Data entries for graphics
——————
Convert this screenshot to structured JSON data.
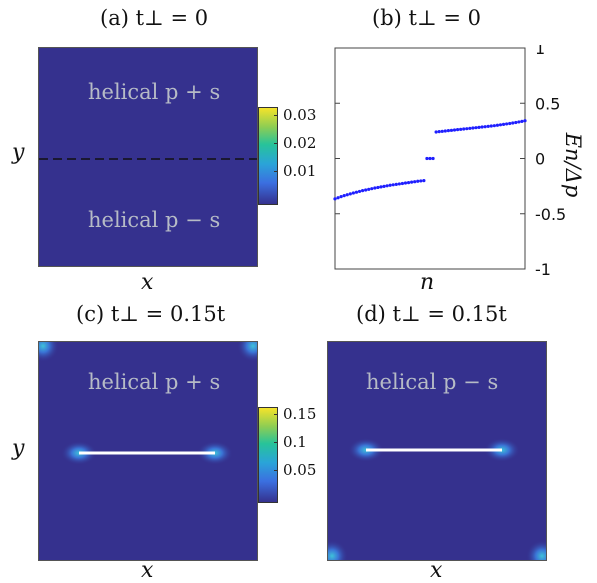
{
  "colors": {
    "background_field": "#35318e",
    "edge_hot": "#f5e32a",
    "point_color": "#1f1fff",
    "region_text": "#b6bbc6"
  },
  "panels": {
    "a": {
      "title": "(a) t⊥ = 0",
      "xlabel": "x",
      "ylabel": "y",
      "upper_region": "helical p + s",
      "lower_region": "helical p − s",
      "colorbar_ticks": [
        "0.03",
        "0.02",
        "0.01"
      ],
      "colorbar_range": [
        0,
        0.035
      ]
    },
    "c": {
      "title": "(c) t⊥ = 0.15t",
      "xlabel": "x",
      "ylabel": "y",
      "region": "helical p + s",
      "colorbar_ticks": [
        "0.15",
        "0.1",
        "0.05"
      ],
      "colorbar_range": [
        0,
        0.17
      ]
    },
    "d": {
      "title": "(d) t⊥ = 0.15t",
      "xlabel": "x",
      "region": "helical p − s"
    }
  },
  "chart_data": {
    "type": "scatter",
    "title": "(b) t⊥ = 0",
    "xlabel": "n",
    "ylabel": "En/Δp",
    "ylim": [
      -1,
      1
    ],
    "yticks": [
      "1",
      "0.5",
      "0",
      "-0.5",
      "-1"
    ],
    "series": [
      {
        "segment": "negative_branch",
        "x": [
          1,
          2,
          3,
          4,
          5,
          6,
          7,
          8,
          9,
          10,
          11,
          12,
          13,
          14,
          15,
          16,
          17,
          18,
          19,
          20,
          21,
          22,
          23,
          24,
          25,
          26,
          27,
          28,
          29,
          30
        ],
        "y": [
          -0.365,
          -0.355,
          -0.345,
          -0.336,
          -0.328,
          -0.32,
          -0.312,
          -0.305,
          -0.298,
          -0.291,
          -0.285,
          -0.279,
          -0.273,
          -0.267,
          -0.262,
          -0.257,
          -0.252,
          -0.247,
          -0.242,
          -0.238,
          -0.234,
          -0.23,
          -0.226,
          -0.222,
          -0.218,
          -0.214,
          -0.21,
          -0.206,
          -0.203,
          -0.2
        ]
      },
      {
        "segment": "zero_modes",
        "x": [
          31,
          32,
          33
        ],
        "y": [
          0.0,
          0.0,
          0.0
        ]
      },
      {
        "segment": "positive_branch",
        "x": [
          34,
          35,
          36,
          37,
          38,
          39,
          40,
          41,
          42,
          43,
          44,
          45,
          46,
          47,
          48,
          49,
          50,
          51,
          52,
          53,
          54,
          55,
          56,
          57,
          58,
          59,
          60,
          61,
          62,
          63
        ],
        "y": [
          0.24,
          0.243,
          0.246,
          0.249,
          0.252,
          0.255,
          0.258,
          0.261,
          0.264,
          0.267,
          0.27,
          0.273,
          0.276,
          0.279,
          0.282,
          0.285,
          0.288,
          0.291,
          0.294,
          0.297,
          0.301,
          0.305,
          0.309,
          0.313,
          0.317,
          0.321,
          0.326,
          0.331,
          0.336,
          0.342
        ]
      }
    ]
  }
}
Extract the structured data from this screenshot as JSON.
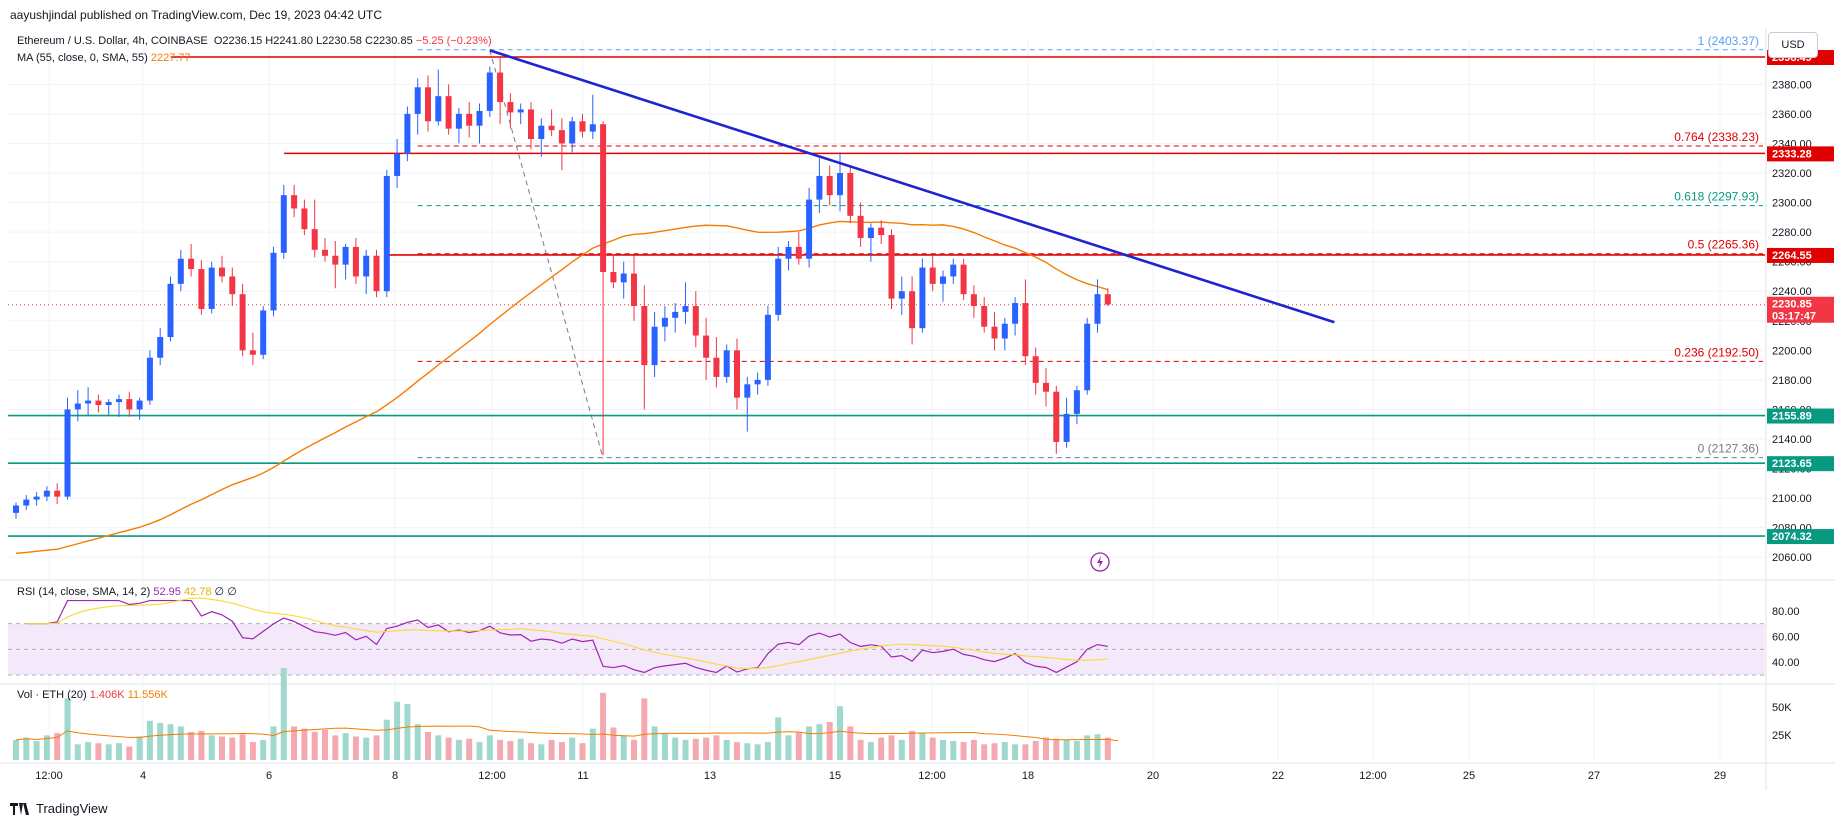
{
  "publisher": "aayushjindal published on TradingView.com, Dec 19, 2023 04:42 UTC",
  "symbol_line": {
    "name": "Ethereum / U.S. Dollar, 4h, COINBASE",
    "open": "O2236.15",
    "high": "H2241.80",
    "low": "L2230.58",
    "close": "C2230.85",
    "change": "−5.25 (−0.23%)"
  },
  "ma_legend": {
    "label": "MA (55, close, 0, SMA, 55)",
    "value": "2227.77"
  },
  "rsi_legend": {
    "label": "RSI (14, close, SMA, 14, 2)",
    "v1": "52.95",
    "v2": "42.78",
    "v3": "∅",
    "v4": "∅"
  },
  "vol_legend": {
    "label": "Vol · ETH (20)",
    "v1": "1.406K",
    "v2": "11.556K"
  },
  "currency": "USD",
  "footer_brand": "TradingView",
  "colors": {
    "up": "#2962ff",
    "down": "#f23645",
    "ma": "#f57c00",
    "trend": "#1f24d1",
    "support": "#089981",
    "rsi": "#9c27b0",
    "rsi_ma": "#fdd835",
    "resist": "#e00000"
  },
  "chart_data": {
    "type": "candlestick",
    "price_axis": {
      "ticks": [
        2060,
        2080,
        2100,
        2120,
        2140,
        2160,
        2180,
        2200,
        2220,
        2240,
        2260,
        2280,
        2300,
        2320,
        2340,
        2360,
        2380
      ],
      "range": [
        2050,
        2410
      ]
    },
    "x_ticks": [
      "12:00",
      "4",
      "6",
      "8",
      "12:00",
      "11",
      "13",
      "15",
      "12:00",
      "18",
      "20",
      "22",
      "12:00",
      "25",
      "27",
      "29"
    ],
    "price_tags": [
      {
        "value": 2398.49,
        "text": "2398.49",
        "color": "#e00000"
      },
      {
        "value": 2333.28,
        "text": "2333.28",
        "color": "#e00000"
      },
      {
        "value": 2264.55,
        "text": "2264.55",
        "color": "#e00000"
      },
      {
        "value": 2230.85,
        "text": "2230.85",
        "sub": "03:17:47",
        "color": "#f23645"
      },
      {
        "value": 2155.89,
        "text": "2155.89",
        "color": "#089981"
      },
      {
        "value": 2123.65,
        "text": "2123.65",
        "color": "#089981"
      },
      {
        "value": 2074.32,
        "text": "2074.32",
        "color": "#089981"
      }
    ],
    "fib_levels": [
      {
        "ratio": "1",
        "price": 2403.37,
        "text": "1 (2403.37)",
        "color": "#5b9cf6"
      },
      {
        "ratio": "0.764",
        "price": 2338.23,
        "text": "0.764 (2338.23)",
        "color": "#e00000"
      },
      {
        "ratio": "0.618",
        "price": 2297.93,
        "text": "0.618 (2297.93)",
        "color": "#089981"
      },
      {
        "ratio": "0.5",
        "price": 2265.36,
        "text": "0.5 (2265.36)",
        "color": "#e00000"
      },
      {
        "ratio": "0.236",
        "price": 2192.5,
        "text": "0.236 (2192.50)",
        "color": "#e00000"
      },
      {
        "ratio": "0",
        "price": 2127.36,
        "text": "0 (2127.36)",
        "color": "#787b86"
      }
    ],
    "horizontal_lines": [
      {
        "price": 2398.49,
        "color": "#e00000",
        "from_index": 16
      },
      {
        "price": 2333.28,
        "color": "#e00000",
        "from_index": 27
      },
      {
        "price": 2264.55,
        "color": "#e00000",
        "from_index": 37
      },
      {
        "price": 2155.89,
        "color": "#089981",
        "from_index": 0
      },
      {
        "price": 2123.65,
        "color": "#089981",
        "from_index": 0
      },
      {
        "price": 2074.32,
        "color": "#089981",
        "from_index": 0
      }
    ],
    "trendline": {
      "start": {
        "index": 46,
        "price": 2403
      },
      "end": {
        "index": 128,
        "price": 2219
      }
    },
    "candles": [
      [
        2090,
        2097,
        2086,
        2095
      ],
      [
        2095,
        2102,
        2092,
        2099
      ],
      [
        2099,
        2104,
        2095,
        2101
      ],
      [
        2101,
        2108,
        2098,
        2105
      ],
      [
        2105,
        2110,
        2096,
        2101
      ],
      [
        2101,
        2168,
        2099,
        2160
      ],
      [
        2160,
        2173,
        2152,
        2164
      ],
      [
        2164,
        2175,
        2156,
        2166
      ],
      [
        2166,
        2170,
        2158,
        2163
      ],
      [
        2163,
        2167,
        2156,
        2165
      ],
      [
        2165,
        2170,
        2155,
        2167
      ],
      [
        2167,
        2172,
        2155,
        2160
      ],
      [
        2160,
        2168,
        2153,
        2166
      ],
      [
        2166,
        2200,
        2163,
        2195
      ],
      [
        2195,
        2215,
        2190,
        2209
      ],
      [
        2209,
        2250,
        2206,
        2245
      ],
      [
        2245,
        2268,
        2240,
        2262
      ],
      [
        2262,
        2272,
        2250,
        2255
      ],
      [
        2255,
        2261,
        2224,
        2228
      ],
      [
        2228,
        2260,
        2225,
        2256
      ],
      [
        2256,
        2264,
        2246,
        2250
      ],
      [
        2250,
        2256,
        2230,
        2238
      ],
      [
        2238,
        2245,
        2196,
        2200
      ],
      [
        2200,
        2212,
        2190,
        2197
      ],
      [
        2197,
        2230,
        2194,
        2227
      ],
      [
        2227,
        2270,
        2223,
        2266
      ],
      [
        2266,
        2312,
        2262,
        2305
      ],
      [
        2305,
        2312,
        2290,
        2296
      ],
      [
        2296,
        2302,
        2278,
        2282
      ],
      [
        2282,
        2302,
        2263,
        2268
      ],
      [
        2268,
        2276,
        2260,
        2264
      ],
      [
        2264,
        2274,
        2242,
        2258
      ],
      [
        2258,
        2272,
        2248,
        2270
      ],
      [
        2270,
        2276,
        2245,
        2250
      ],
      [
        2250,
        2268,
        2238,
        2264
      ],
      [
        2264,
        2268,
        2236,
        2240
      ],
      [
        2240,
        2322,
        2236,
        2318
      ],
      [
        2318,
        2343,
        2310,
        2333
      ],
      [
        2333,
        2365,
        2328,
        2360
      ],
      [
        2360,
        2384,
        2346,
        2378
      ],
      [
        2378,
        2386,
        2348,
        2355
      ],
      [
        2355,
        2390,
        2352,
        2372
      ],
      [
        2372,
        2380,
        2346,
        2350
      ],
      [
        2350,
        2364,
        2340,
        2360
      ],
      [
        2360,
        2368,
        2344,
        2352
      ],
      [
        2352,
        2367,
        2340,
        2362
      ],
      [
        2362,
        2392,
        2358,
        2388
      ],
      [
        2388,
        2398,
        2353,
        2368
      ],
      [
        2368,
        2374,
        2350,
        2361
      ],
      [
        2361,
        2367,
        2353,
        2363
      ],
      [
        2363,
        2368,
        2336,
        2343
      ],
      [
        2343,
        2357,
        2331,
        2352
      ],
      [
        2352,
        2363,
        2345,
        2349
      ],
      [
        2349,
        2357,
        2322,
        2340
      ],
      [
        2340,
        2358,
        2334,
        2355
      ],
      [
        2355,
        2360,
        2344,
        2348
      ],
      [
        2348,
        2373,
        2343,
        2353
      ],
      [
        2353,
        2355,
        2129,
        2253
      ],
      [
        2253,
        2265,
        2242,
        2246
      ],
      [
        2246,
        2260,
        2235,
        2252
      ],
      [
        2252,
        2264,
        2220,
        2230
      ],
      [
        2230,
        2244,
        2160,
        2190
      ],
      [
        2190,
        2226,
        2182,
        2216
      ],
      [
        2216,
        2230,
        2206,
        2222
      ],
      [
        2222,
        2232,
        2212,
        2226
      ],
      [
        2226,
        2246,
        2218,
        2230
      ],
      [
        2230,
        2240,
        2202,
        2210
      ],
      [
        2210,
        2222,
        2180,
        2195
      ],
      [
        2195,
        2209,
        2175,
        2182
      ],
      [
        2182,
        2204,
        2178,
        2200
      ],
      [
        2200,
        2208,
        2160,
        2168
      ],
      [
        2168,
        2182,
        2145,
        2177
      ],
      [
        2177,
        2185,
        2170,
        2180
      ],
      [
        2180,
        2230,
        2176,
        2224
      ],
      [
        2224,
        2270,
        2220,
        2262
      ],
      [
        2262,
        2274,
        2254,
        2270
      ],
      [
        2270,
        2280,
        2258,
        2262
      ],
      [
        2262,
        2310,
        2256,
        2302
      ],
      [
        2302,
        2330,
        2293,
        2318
      ],
      [
        2318,
        2325,
        2298,
        2305
      ],
      [
        2305,
        2334,
        2294,
        2320
      ],
      [
        2320,
        2324,
        2286,
        2291
      ],
      [
        2291,
        2300,
        2270,
        2276
      ],
      [
        2276,
        2286,
        2260,
        2283
      ],
      [
        2283,
        2288,
        2272,
        2278
      ],
      [
        2278,
        2282,
        2228,
        2235
      ],
      [
        2235,
        2250,
        2224,
        2240
      ],
      [
        2240,
        2250,
        2204,
        2215
      ],
      [
        2215,
        2262,
        2212,
        2256
      ],
      [
        2256,
        2264,
        2240,
        2245
      ],
      [
        2245,
        2254,
        2233,
        2250
      ],
      [
        2250,
        2262,
        2245,
        2258
      ],
      [
        2258,
        2262,
        2234,
        2238
      ],
      [
        2238,
        2244,
        2222,
        2230
      ],
      [
        2230,
        2236,
        2212,
        2216
      ],
      [
        2216,
        2226,
        2200,
        2208
      ],
      [
        2208,
        2222,
        2200,
        2218
      ],
      [
        2218,
        2236,
        2210,
        2232
      ],
      [
        2232,
        2248,
        2190,
        2196
      ],
      [
        2196,
        2202,
        2170,
        2178
      ],
      [
        2178,
        2188,
        2162,
        2172
      ],
      [
        2172,
        2176,
        2130,
        2138
      ],
      [
        2138,
        2168,
        2134,
        2157
      ],
      [
        2157,
        2176,
        2150,
        2173
      ],
      [
        2173,
        2222,
        2170,
        2218
      ],
      [
        2218,
        2248,
        2212,
        2238
      ],
      [
        2238,
        2242,
        2230,
        2231
      ]
    ],
    "volume": [
      18,
      20,
      17,
      22,
      24,
      55,
      14,
      16,
      15,
      14,
      15,
      12,
      21,
      35,
      33,
      32,
      30,
      25,
      26,
      22,
      21,
      20,
      23,
      16,
      18,
      30,
      82,
      30,
      28,
      25,
      27,
      22,
      24,
      21,
      20,
      22,
      36,
      52,
      50,
      32,
      25,
      22,
      20,
      18,
      19,
      16,
      22,
      18,
      17,
      19,
      15,
      14,
      18,
      16,
      20,
      15,
      28,
      60,
      29,
      22,
      18,
      55,
      30,
      24,
      20,
      18,
      19,
      20,
      22,
      18,
      16,
      15,
      14,
      16,
      38,
      22,
      25,
      30,
      32,
      34,
      48,
      30,
      18,
      16,
      20,
      22,
      18,
      26,
      24,
      20,
      18,
      17,
      16,
      18,
      14,
      15,
      16,
      14,
      14,
      17,
      20,
      19,
      18,
      17,
      22,
      23,
      20,
      2
    ],
    "volume_axis": {
      "ticks": [
        "50K",
        "25K"
      ]
    },
    "rsi_axis": {
      "ticks": [
        80,
        60,
        40
      ]
    }
  }
}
——————
▸ **JOB**: Search the data for "value". Copy every line that has it.

▸ **SOLUTION TO THE EXERCISE**:
    "value": "2227.77"
        "value": 2398.49,
        "value": 2333.28,
        "value": 2264.55,
        "value": 2230.85,
        "value": 2155.89,
        "value": 2123.65,
        "value": 2074.32,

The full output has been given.